■ WORK TO DO ■
Copy out the lines that include the word "median".

====================

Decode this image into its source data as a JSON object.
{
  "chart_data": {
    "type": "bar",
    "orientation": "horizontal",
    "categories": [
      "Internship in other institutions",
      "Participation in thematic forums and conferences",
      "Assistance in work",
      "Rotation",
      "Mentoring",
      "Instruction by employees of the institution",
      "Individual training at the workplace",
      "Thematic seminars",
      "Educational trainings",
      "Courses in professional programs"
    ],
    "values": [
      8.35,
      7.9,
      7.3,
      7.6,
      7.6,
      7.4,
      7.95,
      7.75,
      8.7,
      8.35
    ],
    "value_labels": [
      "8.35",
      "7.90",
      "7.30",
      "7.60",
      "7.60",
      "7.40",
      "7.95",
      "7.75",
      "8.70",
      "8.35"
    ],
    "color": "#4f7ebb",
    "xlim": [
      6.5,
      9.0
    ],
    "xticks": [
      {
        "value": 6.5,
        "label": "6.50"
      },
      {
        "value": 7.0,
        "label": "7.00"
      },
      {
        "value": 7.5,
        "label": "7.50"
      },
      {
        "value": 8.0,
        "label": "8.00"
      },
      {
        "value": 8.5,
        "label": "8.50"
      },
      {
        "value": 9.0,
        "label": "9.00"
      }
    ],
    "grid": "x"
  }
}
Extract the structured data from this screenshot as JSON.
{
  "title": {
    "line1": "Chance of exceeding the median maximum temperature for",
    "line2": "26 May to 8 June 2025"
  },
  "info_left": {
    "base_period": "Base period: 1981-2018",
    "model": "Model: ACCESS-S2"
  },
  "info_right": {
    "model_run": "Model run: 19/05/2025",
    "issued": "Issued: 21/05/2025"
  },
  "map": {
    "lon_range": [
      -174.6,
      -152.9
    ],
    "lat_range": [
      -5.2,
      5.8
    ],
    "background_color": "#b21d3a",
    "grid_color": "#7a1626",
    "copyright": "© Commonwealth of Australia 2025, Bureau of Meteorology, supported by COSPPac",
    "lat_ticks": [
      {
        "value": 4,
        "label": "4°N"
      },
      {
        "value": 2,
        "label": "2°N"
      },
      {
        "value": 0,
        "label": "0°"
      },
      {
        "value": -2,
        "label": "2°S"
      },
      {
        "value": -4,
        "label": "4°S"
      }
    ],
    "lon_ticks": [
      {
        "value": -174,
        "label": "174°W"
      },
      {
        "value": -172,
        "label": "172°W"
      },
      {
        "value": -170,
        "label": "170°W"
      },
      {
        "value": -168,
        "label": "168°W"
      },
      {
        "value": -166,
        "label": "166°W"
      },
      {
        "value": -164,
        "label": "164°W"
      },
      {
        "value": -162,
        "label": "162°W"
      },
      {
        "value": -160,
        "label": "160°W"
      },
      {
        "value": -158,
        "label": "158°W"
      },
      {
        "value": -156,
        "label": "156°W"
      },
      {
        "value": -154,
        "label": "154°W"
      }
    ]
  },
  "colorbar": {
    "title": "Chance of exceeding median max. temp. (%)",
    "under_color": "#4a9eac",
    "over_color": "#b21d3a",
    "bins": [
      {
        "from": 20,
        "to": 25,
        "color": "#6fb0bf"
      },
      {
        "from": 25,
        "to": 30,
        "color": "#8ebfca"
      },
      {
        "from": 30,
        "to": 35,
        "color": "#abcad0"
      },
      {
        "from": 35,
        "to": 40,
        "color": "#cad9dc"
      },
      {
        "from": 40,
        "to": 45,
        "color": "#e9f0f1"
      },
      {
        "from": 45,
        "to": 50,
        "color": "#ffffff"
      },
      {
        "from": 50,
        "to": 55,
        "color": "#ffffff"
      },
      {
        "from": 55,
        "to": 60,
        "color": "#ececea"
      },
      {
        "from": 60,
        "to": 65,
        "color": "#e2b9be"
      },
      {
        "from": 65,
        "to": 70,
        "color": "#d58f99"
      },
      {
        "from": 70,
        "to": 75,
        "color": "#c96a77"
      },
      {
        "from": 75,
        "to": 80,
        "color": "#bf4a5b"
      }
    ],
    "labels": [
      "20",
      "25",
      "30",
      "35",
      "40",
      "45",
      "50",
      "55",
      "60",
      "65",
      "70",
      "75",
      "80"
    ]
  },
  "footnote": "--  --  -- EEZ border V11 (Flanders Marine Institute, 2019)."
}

====================

■ FINISHED EXERCISE ■
    "line1": "Chance of exceeding the median maximum temperature for",
    "title": "Chance of exceeding median max. temp. (%)",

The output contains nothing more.